## Exercise input

┌──

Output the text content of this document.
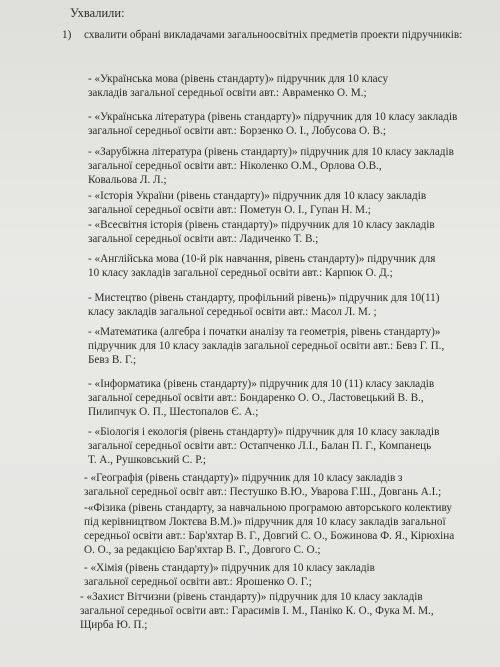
Ухвалили:
1) схвалити обрані викладачами загальноосвітніх предметів проекти підручників:
- «Українська мова (рівень стандарту)» підручник для 10 класу
закладів загальної середньої освіти авт.: Авраменко О. М.;
- «Українська література (рівень стандарту)» підручник для 10 класу закладів
загальної середньої освіти авт.: Борзенко О. І., Лобусова О. В.;
- «Зарубіжна література (рівень стандарту)» підручник для 10 класу закладів
загальної середньої освіти авт.: Ніколенко О.М., Орлова О.В.,
Ковальова Л. Л.;
- «Історія України (рівень стандарту)» підручник для 10 класу закладів
загальної середньої освіти авт.: Пометун О. І., Гупан Н. М.;
- «Всесвітня історія (рівень стандарту)» підручник для 10 класу закладів
загальної середньої освіти авт.: Ладиченко Т. В.;
- «Англійська мова (10-й рік навчання, рівень стандарту)» підручник для
10 класу закладів загальної середньої освіти авт.: Карпюк О. Д.;
- Мистецтво (рівень стандарту, профільний рівень)» підручник для 10(11)
класу закладів загальної середньої освіти авт.: Масол Л. М. ;
- «Математика (алгебра і початки аналізу та геометрія, рівень стандарту)»
підручник для 10 класу закладів загальної середньої освіти авт.: Бевз Г. П.,
Бевз В. Г.;
- «Інформатика (рівень стандарту)» підручник для 10 (11) класу закладів
загальної середньої освіти авт.: Бондаренко О. О., Ластовецький В. В.,
Пилипчук О. П., Шестопалов Є. А.;
- «Біологія і екологія (рівень стандарту)» підручник для 10 класу закладів
загальної середньої освіти авт.: Остапченко Л.І., Балан П. Г., Компанець
Т. А., Рушковський С. Р.;
- «Географія (рівень стандарту)» підручник для 10 класу закладів з
загальної середньої освіт авт.: Пестушко В.Ю., Уварова Г.Ш., Довгань А.І.;
-«Фізика (рівень стандарту, за навчальною програмою авторського колективу
під керівництвом Локтєва В.М.)» підручник для 10 класу закладів загальної
середньої освіти авт.: Бар'яхтар В. Г., Довгий С. О., Божинова Ф. Я., Кірюхіна
О. О., за редакцією Бар'яхтар В. Г., Довгого С. О.;
- «Хімія (рівень стандарту)» підручник для 10 класу закладів
загальної середньої освіти авт.: Ярошенко О. Г.;
- «Захист Вітчизни (рівень стандарту)» підручник для 10 класу закладів
загальної середньої освіти авт.: Гарасимів І. М., Паніко К. О., Фука М. М.,
Щирба Ю. П.;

└──

## Goal of the exercise
Sift the material for lines with the string "Бевз". Copy each one found.

## Problem solution
підручник для 10 класу закладів загальної середньої освіти авт.: Бевз Г. П.,
Бевз В. Г.;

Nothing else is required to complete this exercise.